* Dataset entries on figures
>>>>
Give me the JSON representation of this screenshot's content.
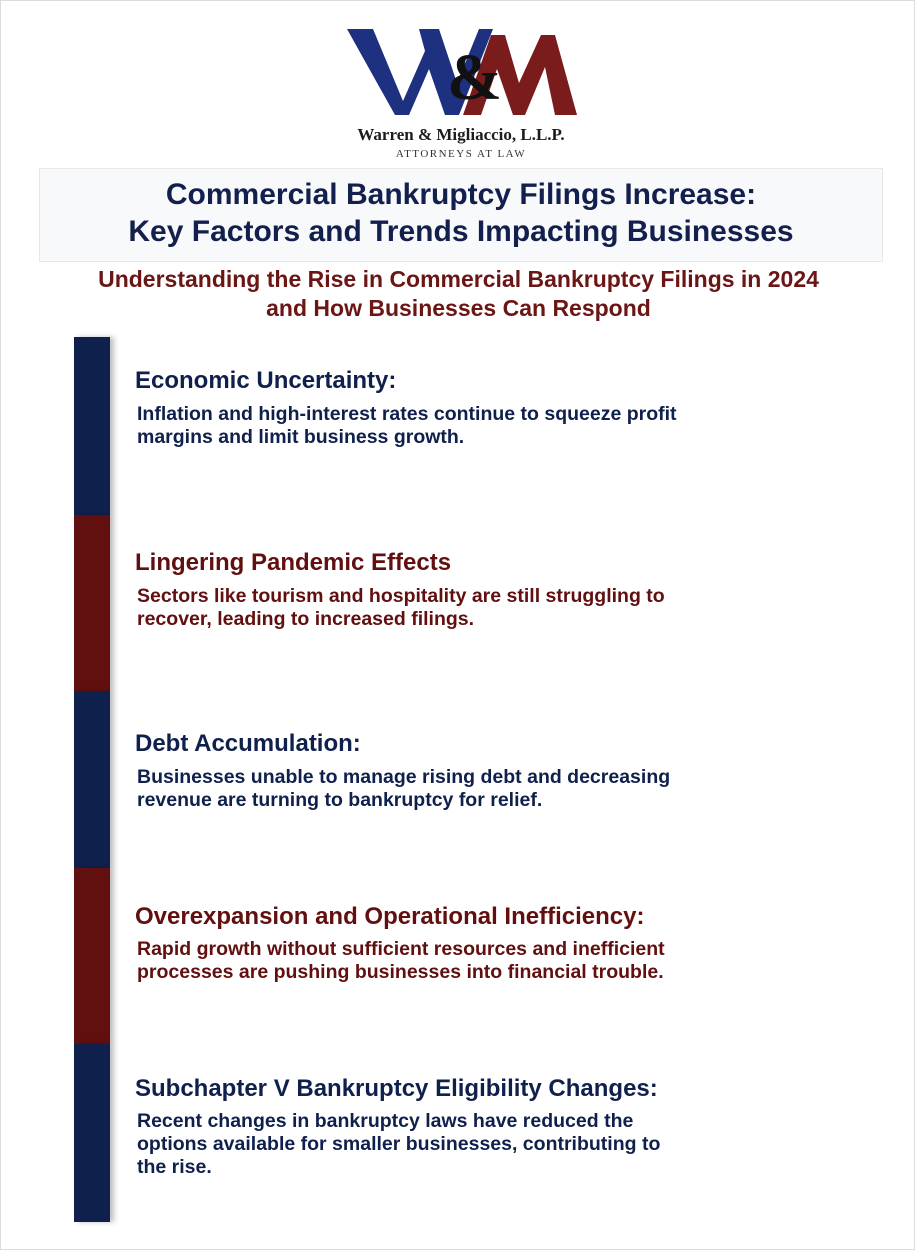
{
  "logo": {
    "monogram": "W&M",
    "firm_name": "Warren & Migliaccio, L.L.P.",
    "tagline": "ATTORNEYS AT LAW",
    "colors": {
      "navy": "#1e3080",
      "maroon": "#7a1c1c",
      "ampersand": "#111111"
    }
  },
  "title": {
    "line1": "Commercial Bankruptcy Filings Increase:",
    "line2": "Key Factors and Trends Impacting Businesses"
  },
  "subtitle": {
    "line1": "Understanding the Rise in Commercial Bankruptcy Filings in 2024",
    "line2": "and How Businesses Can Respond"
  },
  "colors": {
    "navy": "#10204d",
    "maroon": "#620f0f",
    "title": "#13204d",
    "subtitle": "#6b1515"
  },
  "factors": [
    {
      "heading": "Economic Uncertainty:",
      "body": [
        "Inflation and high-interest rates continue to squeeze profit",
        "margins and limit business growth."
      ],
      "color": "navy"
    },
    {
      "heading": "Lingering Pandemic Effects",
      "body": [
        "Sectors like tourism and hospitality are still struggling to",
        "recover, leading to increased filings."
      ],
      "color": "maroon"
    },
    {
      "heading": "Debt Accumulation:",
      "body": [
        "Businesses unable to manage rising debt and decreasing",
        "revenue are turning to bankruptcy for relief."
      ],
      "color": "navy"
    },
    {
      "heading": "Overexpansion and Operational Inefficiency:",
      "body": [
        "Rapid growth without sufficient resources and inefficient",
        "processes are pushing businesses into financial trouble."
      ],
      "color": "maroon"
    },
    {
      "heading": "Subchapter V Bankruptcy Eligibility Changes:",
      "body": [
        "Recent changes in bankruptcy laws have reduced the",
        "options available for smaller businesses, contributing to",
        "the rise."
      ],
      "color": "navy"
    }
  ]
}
<<<<
* Task description
In your copy, leave out the pictures and reproduce the material above exactly.

* Response for this exercise
Give me the JSON representation of this screenshot's content.
{
  "logo": {
    "monogram": "W&M",
    "firm_name": "Warren & Migliaccio, L.L.P.",
    "tagline": "ATTORNEYS AT LAW",
    "colors": {
      "navy": "#1e3080",
      "maroon": "#7a1c1c",
      "ampersand": "#111111"
    }
  },
  "title": {
    "line1": "Commercial Bankruptcy Filings Increase:",
    "line2": "Key Factors and Trends Impacting Businesses"
  },
  "subtitle": {
    "line1": "Understanding the Rise in Commercial Bankruptcy Filings in 2024",
    "line2": "and How Businesses Can Respond"
  },
  "colors": {
    "navy": "#10204d",
    "maroon": "#620f0f",
    "title": "#13204d",
    "subtitle": "#6b1515"
  },
  "factors": [
    {
      "heading": "Economic Uncertainty:",
      "body": [
        "Inflation and high-interest rates continue to squeeze profit",
        "margins and limit business growth."
      ],
      "color": "navy"
    },
    {
      "heading": "Lingering Pandemic Effects",
      "body": [
        "Sectors like tourism and hospitality are still struggling to",
        "recover, leading to increased filings."
      ],
      "color": "maroon"
    },
    {
      "heading": "Debt Accumulation:",
      "body": [
        "Businesses unable to manage rising debt and decreasing",
        "revenue are turning to bankruptcy for relief."
      ],
      "color": "navy"
    },
    {
      "heading": "Overexpansion and Operational Inefficiency:",
      "body": [
        "Rapid growth without sufficient resources and inefficient",
        "processes are pushing businesses into financial trouble."
      ],
      "color": "maroon"
    },
    {
      "heading": "Subchapter V Bankruptcy Eligibility Changes:",
      "body": [
        "Recent changes in bankruptcy laws have reduced the",
        "options available for smaller businesses, contributing to",
        "the rise."
      ],
      "color": "navy"
    }
  ]
}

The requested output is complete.